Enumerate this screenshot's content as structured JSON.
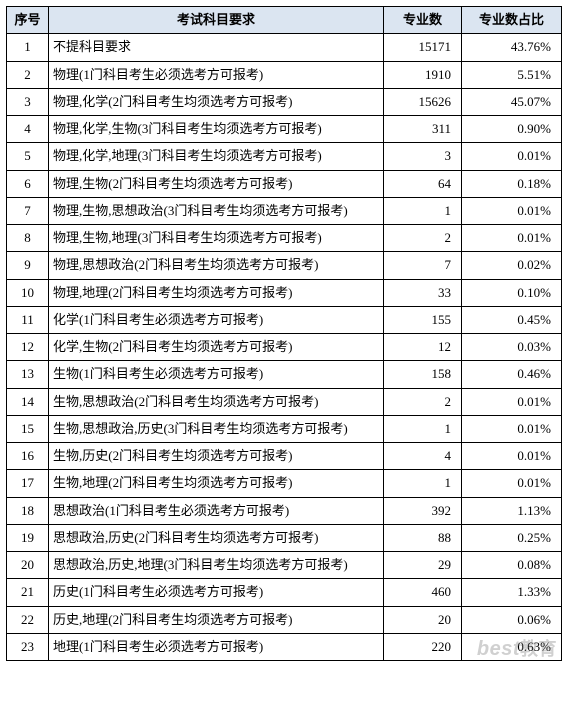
{
  "table": {
    "columns": [
      "序号",
      "考试科目要求",
      "专业数",
      "专业数占比"
    ],
    "rows": [
      {
        "idx": "1",
        "req": "不提科目要求",
        "cnt": "15171",
        "pct": "43.76%"
      },
      {
        "idx": "2",
        "req": "物理(1门科目考生必须选考方可报考)",
        "cnt": "1910",
        "pct": "5.51%"
      },
      {
        "idx": "3",
        "req": "物理,化学(2门科目考生均须选考方可报考)",
        "cnt": "15626",
        "pct": "45.07%"
      },
      {
        "idx": "4",
        "req": "物理,化学,生物(3门科目考生均须选考方可报考)",
        "cnt": "311",
        "pct": "0.90%"
      },
      {
        "idx": "5",
        "req": "物理,化学,地理(3门科目考生均须选考方可报考)",
        "cnt": "3",
        "pct": "0.01%"
      },
      {
        "idx": "6",
        "req": "物理,生物(2门科目考生均须选考方可报考)",
        "cnt": "64",
        "pct": "0.18%"
      },
      {
        "idx": "7",
        "req": "物理,生物,思想政治(3门科目考生均须选考方可报考)",
        "cnt": "1",
        "pct": "0.01%"
      },
      {
        "idx": "8",
        "req": "物理,生物,地理(3门科目考生均须选考方可报考)",
        "cnt": "2",
        "pct": "0.01%"
      },
      {
        "idx": "9",
        "req": "物理,思想政治(2门科目考生均须选考方可报考)",
        "cnt": "7",
        "pct": "0.02%"
      },
      {
        "idx": "10",
        "req": "物理,地理(2门科目考生均须选考方可报考)",
        "cnt": "33",
        "pct": "0.10%"
      },
      {
        "idx": "11",
        "req": "化学(1门科目考生必须选考方可报考)",
        "cnt": "155",
        "pct": "0.45%"
      },
      {
        "idx": "12",
        "req": "化学,生物(2门科目考生均须选考方可报考)",
        "cnt": "12",
        "pct": "0.03%"
      },
      {
        "idx": "13",
        "req": "生物(1门科目考生必须选考方可报考)",
        "cnt": "158",
        "pct": "0.46%"
      },
      {
        "idx": "14",
        "req": "生物,思想政治(2门科目考生均须选考方可报考)",
        "cnt": "2",
        "pct": "0.01%"
      },
      {
        "idx": "15",
        "req": "生物,思想政治,历史(3门科目考生均须选考方可报考)",
        "cnt": "1",
        "pct": "0.01%"
      },
      {
        "idx": "16",
        "req": "生物,历史(2门科目考生均须选考方可报考)",
        "cnt": "4",
        "pct": "0.01%"
      },
      {
        "idx": "17",
        "req": "生物,地理(2门科目考生均须选考方可报考)",
        "cnt": "1",
        "pct": "0.01%"
      },
      {
        "idx": "18",
        "req": "思想政治(1门科目考生必须选考方可报考)",
        "cnt": "392",
        "pct": "1.13%"
      },
      {
        "idx": "19",
        "req": "思想政治,历史(2门科目考生均须选考方可报考)",
        "cnt": "88",
        "pct": "0.25%"
      },
      {
        "idx": "20",
        "req": "思想政治,历史,地理(3门科目考生均须选考方可报考)",
        "cnt": "29",
        "pct": "0.08%"
      },
      {
        "idx": "21",
        "req": "历史(1门科目考生必须选考方可报考)",
        "cnt": "460",
        "pct": "1.33%"
      },
      {
        "idx": "22",
        "req": "历史,地理(2门科目考生均须选考方可报考)",
        "cnt": "20",
        "pct": "0.06%"
      },
      {
        "idx": "23",
        "req": "地理(1门科目考生必须选考方可报考)",
        "cnt": "220",
        "pct": "0.63%"
      }
    ],
    "header_bg": "#dbe5f1",
    "border_color": "#000000",
    "font_size_pt": 10
  },
  "watermark": {
    "en": "best",
    "cn": "教育"
  }
}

> **What this task involves**:
Except for the pictures, copy every line of the records above exactly.

> **Result**:
Enumerate this screenshot's content as structured JSON.
{
  "table": {
    "columns": [
      "序号",
      "考试科目要求",
      "专业数",
      "专业数占比"
    ],
    "rows": [
      {
        "idx": "1",
        "req": "不提科目要求",
        "cnt": "15171",
        "pct": "43.76%"
      },
      {
        "idx": "2",
        "req": "物理(1门科目考生必须选考方可报考)",
        "cnt": "1910",
        "pct": "5.51%"
      },
      {
        "idx": "3",
        "req": "物理,化学(2门科目考生均须选考方可报考)",
        "cnt": "15626",
        "pct": "45.07%"
      },
      {
        "idx": "4",
        "req": "物理,化学,生物(3门科目考生均须选考方可报考)",
        "cnt": "311",
        "pct": "0.90%"
      },
      {
        "idx": "5",
        "req": "物理,化学,地理(3门科目考生均须选考方可报考)",
        "cnt": "3",
        "pct": "0.01%"
      },
      {
        "idx": "6",
        "req": "物理,生物(2门科目考生均须选考方可报考)",
        "cnt": "64",
        "pct": "0.18%"
      },
      {
        "idx": "7",
        "req": "物理,生物,思想政治(3门科目考生均须选考方可报考)",
        "cnt": "1",
        "pct": "0.01%"
      },
      {
        "idx": "8",
        "req": "物理,生物,地理(3门科目考生均须选考方可报考)",
        "cnt": "2",
        "pct": "0.01%"
      },
      {
        "idx": "9",
        "req": "物理,思想政治(2门科目考生均须选考方可报考)",
        "cnt": "7",
        "pct": "0.02%"
      },
      {
        "idx": "10",
        "req": "物理,地理(2门科目考生均须选考方可报考)",
        "cnt": "33",
        "pct": "0.10%"
      },
      {
        "idx": "11",
        "req": "化学(1门科目考生必须选考方可报考)",
        "cnt": "155",
        "pct": "0.45%"
      },
      {
        "idx": "12",
        "req": "化学,生物(2门科目考生均须选考方可报考)",
        "cnt": "12",
        "pct": "0.03%"
      },
      {
        "idx": "13",
        "req": "生物(1门科目考生必须选考方可报考)",
        "cnt": "158",
        "pct": "0.46%"
      },
      {
        "idx": "14",
        "req": "生物,思想政治(2门科目考生均须选考方可报考)",
        "cnt": "2",
        "pct": "0.01%"
      },
      {
        "idx": "15",
        "req": "生物,思想政治,历史(3门科目考生均须选考方可报考)",
        "cnt": "1",
        "pct": "0.01%"
      },
      {
        "idx": "16",
        "req": "生物,历史(2门科目考生均须选考方可报考)",
        "cnt": "4",
        "pct": "0.01%"
      },
      {
        "idx": "17",
        "req": "生物,地理(2门科目考生均须选考方可报考)",
        "cnt": "1",
        "pct": "0.01%"
      },
      {
        "idx": "18",
        "req": "思想政治(1门科目考生必须选考方可报考)",
        "cnt": "392",
        "pct": "1.13%"
      },
      {
        "idx": "19",
        "req": "思想政治,历史(2门科目考生均须选考方可报考)",
        "cnt": "88",
        "pct": "0.25%"
      },
      {
        "idx": "20",
        "req": "思想政治,历史,地理(3门科目考生均须选考方可报考)",
        "cnt": "29",
        "pct": "0.08%"
      },
      {
        "idx": "21",
        "req": "历史(1门科目考生必须选考方可报考)",
        "cnt": "460",
        "pct": "1.33%"
      },
      {
        "idx": "22",
        "req": "历史,地理(2门科目考生均须选考方可报考)",
        "cnt": "20",
        "pct": "0.06%"
      },
      {
        "idx": "23",
        "req": "地理(1门科目考生必须选考方可报考)",
        "cnt": "220",
        "pct": "0.63%"
      }
    ],
    "header_bg": "#dbe5f1",
    "border_color": "#000000",
    "font_size_pt": 10
  },
  "watermark": {
    "en": "best",
    "cn": "教育"
  }
}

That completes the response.